SUPPLIED MATERIAL.
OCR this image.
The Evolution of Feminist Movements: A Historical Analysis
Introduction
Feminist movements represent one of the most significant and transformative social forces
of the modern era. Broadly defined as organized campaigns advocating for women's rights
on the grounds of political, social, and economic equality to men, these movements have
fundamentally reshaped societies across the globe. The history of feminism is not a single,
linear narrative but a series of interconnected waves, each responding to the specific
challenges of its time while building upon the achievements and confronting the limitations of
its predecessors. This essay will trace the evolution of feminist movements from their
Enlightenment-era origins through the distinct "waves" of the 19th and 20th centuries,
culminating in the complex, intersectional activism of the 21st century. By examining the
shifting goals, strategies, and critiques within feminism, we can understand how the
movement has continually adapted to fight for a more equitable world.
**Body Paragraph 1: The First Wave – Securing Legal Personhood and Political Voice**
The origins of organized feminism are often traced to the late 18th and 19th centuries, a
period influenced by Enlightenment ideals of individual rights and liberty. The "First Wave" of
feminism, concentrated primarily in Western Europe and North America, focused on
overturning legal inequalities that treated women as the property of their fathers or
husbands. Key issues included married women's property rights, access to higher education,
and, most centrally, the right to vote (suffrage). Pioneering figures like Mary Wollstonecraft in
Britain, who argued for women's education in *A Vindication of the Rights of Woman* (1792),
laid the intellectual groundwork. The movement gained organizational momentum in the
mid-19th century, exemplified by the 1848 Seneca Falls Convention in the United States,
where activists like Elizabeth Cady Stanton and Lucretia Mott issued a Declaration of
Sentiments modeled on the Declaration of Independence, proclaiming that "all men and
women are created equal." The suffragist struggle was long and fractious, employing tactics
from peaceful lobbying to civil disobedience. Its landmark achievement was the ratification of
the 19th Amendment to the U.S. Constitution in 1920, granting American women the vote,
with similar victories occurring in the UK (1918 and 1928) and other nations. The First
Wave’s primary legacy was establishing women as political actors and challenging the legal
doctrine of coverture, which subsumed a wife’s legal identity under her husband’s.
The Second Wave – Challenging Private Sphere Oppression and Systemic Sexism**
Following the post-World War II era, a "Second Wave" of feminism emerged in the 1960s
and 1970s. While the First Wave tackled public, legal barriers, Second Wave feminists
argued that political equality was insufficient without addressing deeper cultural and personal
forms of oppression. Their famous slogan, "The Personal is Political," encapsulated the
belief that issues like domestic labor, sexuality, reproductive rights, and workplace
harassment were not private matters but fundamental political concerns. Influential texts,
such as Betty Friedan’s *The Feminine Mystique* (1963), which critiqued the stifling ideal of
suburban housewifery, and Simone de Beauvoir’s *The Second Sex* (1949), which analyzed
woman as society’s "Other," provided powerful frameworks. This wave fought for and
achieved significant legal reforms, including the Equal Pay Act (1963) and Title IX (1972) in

THE EXERCISE.
Write out all the records above again, exactly as they stand.

COMPLETED EXERCISE.
OCR this image.
The Evolution of Feminist Movements: A Historical Analysis
Introduction
Feminist movements represent one of the most significant and transformative social forces
of the modern era. Broadly defined as organized campaigns advocating for women's rights
on the grounds of political, social, and economic equality to men, these movements have
fundamentally reshaped societies across the globe. The history of feminism is not a single,
linear narrative but a series of interconnected waves, each responding to the specific
challenges of its time while building upon the achievements and confronting the limitations of
its predecessors. This essay will trace the evolution of feminist movements from their
Enlightenment-era origins through the distinct "waves" of the 19th and 20th centuries,
culminating in the complex, intersectional activism of the 21st century. By examining the
shifting goals, strategies, and critiques within feminism, we can understand how the
movement has continually adapted to fight for a more equitable world.
**Body Paragraph 1: The First Wave – Securing Legal Personhood and Political Voice**
The origins of organized feminism are often traced to the late 18th and 19th centuries, a
period influenced by Enlightenment ideals of individual rights and liberty. The "First Wave" of
feminism, concentrated primarily in Western Europe and North America, focused on
overturning legal inequalities that treated women as the property of their fathers or
husbands. Key issues included married women's property rights, access to higher education,
and, most centrally, the right to vote (suffrage). Pioneering figures like Mary Wollstonecraft in
Britain, who argued for women's education in *A Vindication of the Rights of Woman* (1792),
laid the intellectual groundwork. The movement gained organizational momentum in the
mid-19th century, exemplified by the 1848 Seneca Falls Convention in the United States,
where activists like Elizabeth Cady Stanton and Lucretia Mott issued a Declaration of
Sentiments modeled on the Declaration of Independence, proclaiming that "all men and
women are created equal." The suffragist struggle was long and fractious, employing tactics
from peaceful lobbying to civil disobedience. Its landmark achievement was the ratification of
the 19th Amendment to the U.S. Constitution in 1920, granting American women the vote,
with similar victories occurring in the UK (1918 and 1928) and other nations. The First
Wave’s primary legacy was establishing women as political actors and challenging the legal
doctrine of coverture, which subsumed a wife’s legal identity under her husband’s.
The Second Wave – Challenging Private Sphere Oppression and Systemic Sexism**
Following the post-World War II era, a "Second Wave" of feminism emerged in the 1960s
and 1970s. While the First Wave tackled public, legal barriers, Second Wave feminists
argued that political equality was insufficient without addressing deeper cultural and personal
forms of oppression. Their famous slogan, "The Personal is Political," encapsulated the
belief that issues like domestic labor, sexuality, reproductive rights, and workplace
harassment were not private matters but fundamental political concerns. Influential texts,
such as Betty Friedan’s *The Feminine Mystique* (1963), which critiqued the stifling ideal of
suburban housewifery, and Simone de Beauvoir’s *The Second Sex* (1949), which analyzed
woman as society’s "Other," provided powerful frameworks. This wave fought for and
achieved significant legal reforms, including the Equal Pay Act (1963) and Title IX (1972) in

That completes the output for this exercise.